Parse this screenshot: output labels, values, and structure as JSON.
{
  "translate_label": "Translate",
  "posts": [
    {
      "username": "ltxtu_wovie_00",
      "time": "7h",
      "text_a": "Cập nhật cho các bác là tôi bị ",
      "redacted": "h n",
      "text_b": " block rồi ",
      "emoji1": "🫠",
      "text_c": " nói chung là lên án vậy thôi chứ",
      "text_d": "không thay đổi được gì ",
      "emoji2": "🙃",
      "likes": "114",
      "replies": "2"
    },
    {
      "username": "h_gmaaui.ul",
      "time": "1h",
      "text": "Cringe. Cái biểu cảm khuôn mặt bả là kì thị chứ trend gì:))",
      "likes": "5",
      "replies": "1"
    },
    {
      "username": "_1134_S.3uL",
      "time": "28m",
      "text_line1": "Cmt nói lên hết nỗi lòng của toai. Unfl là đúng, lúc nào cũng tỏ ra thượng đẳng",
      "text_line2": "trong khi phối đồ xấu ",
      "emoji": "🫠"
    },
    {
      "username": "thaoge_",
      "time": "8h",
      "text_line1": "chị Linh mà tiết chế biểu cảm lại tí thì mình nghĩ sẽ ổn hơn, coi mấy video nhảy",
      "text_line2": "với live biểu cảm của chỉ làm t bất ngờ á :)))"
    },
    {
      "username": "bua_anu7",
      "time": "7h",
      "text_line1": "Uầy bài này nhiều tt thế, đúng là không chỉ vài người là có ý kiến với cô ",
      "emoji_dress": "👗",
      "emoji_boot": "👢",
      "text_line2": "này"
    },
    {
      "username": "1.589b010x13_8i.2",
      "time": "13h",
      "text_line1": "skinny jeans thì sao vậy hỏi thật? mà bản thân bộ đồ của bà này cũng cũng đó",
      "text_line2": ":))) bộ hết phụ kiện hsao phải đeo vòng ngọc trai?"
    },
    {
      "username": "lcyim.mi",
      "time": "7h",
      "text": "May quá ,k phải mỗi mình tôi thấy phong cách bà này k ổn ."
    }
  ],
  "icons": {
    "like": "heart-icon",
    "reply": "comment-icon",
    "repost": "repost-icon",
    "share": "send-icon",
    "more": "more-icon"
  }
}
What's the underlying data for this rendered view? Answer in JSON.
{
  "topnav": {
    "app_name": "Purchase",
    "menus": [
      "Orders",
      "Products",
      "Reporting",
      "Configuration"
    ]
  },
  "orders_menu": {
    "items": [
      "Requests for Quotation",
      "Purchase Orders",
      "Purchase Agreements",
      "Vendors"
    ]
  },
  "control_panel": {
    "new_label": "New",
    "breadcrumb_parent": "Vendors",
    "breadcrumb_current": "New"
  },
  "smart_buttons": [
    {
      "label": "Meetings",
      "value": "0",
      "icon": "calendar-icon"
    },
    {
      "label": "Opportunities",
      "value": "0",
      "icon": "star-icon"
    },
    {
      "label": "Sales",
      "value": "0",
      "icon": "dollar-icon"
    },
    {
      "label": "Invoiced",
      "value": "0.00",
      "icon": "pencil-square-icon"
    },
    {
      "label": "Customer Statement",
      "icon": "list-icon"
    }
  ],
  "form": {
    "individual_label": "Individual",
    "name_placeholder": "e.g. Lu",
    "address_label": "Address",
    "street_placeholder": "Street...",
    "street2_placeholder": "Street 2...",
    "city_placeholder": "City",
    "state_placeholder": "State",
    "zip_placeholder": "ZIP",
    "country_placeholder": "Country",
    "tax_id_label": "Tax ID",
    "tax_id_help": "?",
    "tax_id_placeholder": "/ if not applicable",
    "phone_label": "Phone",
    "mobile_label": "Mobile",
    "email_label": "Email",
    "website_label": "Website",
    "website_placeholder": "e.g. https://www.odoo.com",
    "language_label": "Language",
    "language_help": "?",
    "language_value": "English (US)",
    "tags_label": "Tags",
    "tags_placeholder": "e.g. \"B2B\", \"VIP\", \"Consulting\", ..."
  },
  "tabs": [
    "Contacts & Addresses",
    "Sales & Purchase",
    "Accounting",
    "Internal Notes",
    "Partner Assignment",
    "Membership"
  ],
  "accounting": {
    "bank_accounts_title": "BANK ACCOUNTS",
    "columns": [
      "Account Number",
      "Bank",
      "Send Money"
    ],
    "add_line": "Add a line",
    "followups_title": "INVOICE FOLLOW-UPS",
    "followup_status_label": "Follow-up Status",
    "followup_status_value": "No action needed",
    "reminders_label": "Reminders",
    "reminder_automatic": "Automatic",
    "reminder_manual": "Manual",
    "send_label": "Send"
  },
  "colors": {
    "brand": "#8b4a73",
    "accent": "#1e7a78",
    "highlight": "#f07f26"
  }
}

+---+

Extract the complete data, matching each line exactly.

Parse this screenshot: output labels, values, and structure as JSON.
{
  "translate_label": "Translate",
  "posts": [
    {
      "username": "ltxtu_wovie_00",
      "time": "7h",
      "text_a": "Cập nhật cho các bác là tôi bị ",
      "redacted": "h n",
      "text_b": " block rồi ",
      "emoji1": "🫠",
      "text_c": " nói chung là lên án vậy thôi chứ",
      "text_d": "không thay đổi được gì ",
      "emoji2": "🙃",
      "likes": "114",
      "replies": "2"
    },
    {
      "username": "h_gmaaui.ul",
      "time": "1h",
      "text": "Cringe. Cái biểu cảm khuôn mặt bả là kì thị chứ trend gì:))",
      "likes": "5",
      "replies": "1"
    },
    {
      "username": "_1134_S.3uL",
      "time": "28m",
      "text_line1": "Cmt nói lên hết nỗi lòng của toai. Unfl là đúng, lúc nào cũng tỏ ra thượng đẳng",
      "text_line2": "trong khi phối đồ xấu ",
      "emoji": "🫠"
    },
    {
      "username": "thaoge_",
      "time": "8h",
      "text_line1": "chị Linh mà tiết chế biểu cảm lại tí thì mình nghĩ sẽ ổn hơn, coi mấy video nhảy",
      "text_line2": "với live biểu cảm của chỉ làm t bất ngờ á :)))"
    },
    {
      "username": "bua_anu7",
      "time": "7h",
      "text_line1": "Uầy bài này nhiều tt thế, đúng là không chỉ vài người là có ý kiến với cô ",
      "emoji_dress": "👗",
      "emoji_boot": "👢",
      "text_line2": "này"
    },
    {
      "username": "1.589b010x13_8i.2",
      "time": "13h",
      "text_line1": "skinny jeans thì sao vậy hỏi thật? mà bản thân bộ đồ của bà này cũng cũng đó",
      "text_line2": ":))) bộ hết phụ kiện hsao phải đeo vòng ngọc trai?"
    },
    {
      "username": "lcyim.mi",
      "time": "7h",
      "text": "May quá ,k phải mỗi mình tôi thấy phong cách bà này k ổn ."
    }
  ],
  "icons": {
    "like": "heart-icon",
    "reply": "comment-icon",
    "repost": "repost-icon",
    "share": "send-icon",
    "more": "more-icon"
  }
}
What's the underlying data for this rendered view? Answer in JSON.
{
  "topnav": {
    "app_name": "Purchase",
    "menus": [
      "Orders",
      "Products",
      "Reporting",
      "Configuration"
    ]
  },
  "orders_menu": {
    "items": [
      "Requests for Quotation",
      "Purchase Orders",
      "Purchase Agreements",
      "Vendors"
    ]
  },
  "control_panel": {
    "new_label": "New",
    "breadcrumb_parent": "Vendors",
    "breadcrumb_current": "New"
  },
  "smart_buttons": [
    {
      "label": "Meetings",
      "value": "0",
      "icon": "calendar-icon"
    },
    {
      "label": "Opportunities",
      "value": "0",
      "icon": "star-icon"
    },
    {
      "label": "Sales",
      "value": "0",
      "icon": "dollar-icon"
    },
    {
      "label": "Invoiced",
      "value": "0.00",
      "icon": "pencil-square-icon"
    },
    {
      "label": "Customer Statement",
      "icon": "list-icon"
    }
  ],
  "form": {
    "individual_label": "Individual",
    "name_placeholder": "e.g. Lu",
    "address_label": "Address",
    "street_placeholder": "Street...",
    "street2_placeholder": "Street 2...",
    "city_placeholder": "City",
    "state_placeholder": "State",
    "zip_placeholder": "ZIP",
    "country_placeholder": "Country",
    "tax_id_label": "Tax ID",
    "tax_id_help": "?",
    "tax_id_placeholder": "/ if not applicable",
    "phone_label": "Phone",
    "mobile_label": "Mobile",
    "email_label": "Email",
    "website_label": "Website",
    "website_placeholder": "e.g. https://www.odoo.com",
    "language_label": "Language",
    "language_help": "?",
    "language_value": "English (US)",
    "tags_label": "Tags",
    "tags_placeholder": "e.g. \"B2B\", \"VIP\", \"Consulting\", ..."
  },
  "tabs": [
    "Contacts & Addresses",
    "Sales & Purchase",
    "Accounting",
    "Internal Notes",
    "Partner Assignment",
    "Membership"
  ],
  "accounting": {
    "bank_accounts_title": "BANK ACCOUNTS",
    "columns": [
      "Account Number",
      "Bank",
      "Send Money"
    ],
    "add_line": "Add a line",
    "followups_title": "INVOICE FOLLOW-UPS",
    "followup_status_label": "Follow-up Status",
    "followup_status_value": "No action needed",
    "reminders_label": "Reminders",
    "reminder_automatic": "Automatic",
    "reminder_manual": "Manual",
    "send_label": "Send"
  },
  "colors": {
    "brand": "#8b4a73",
    "accent": "#1e7a78",
    "highlight": "#f07f26"
  }
}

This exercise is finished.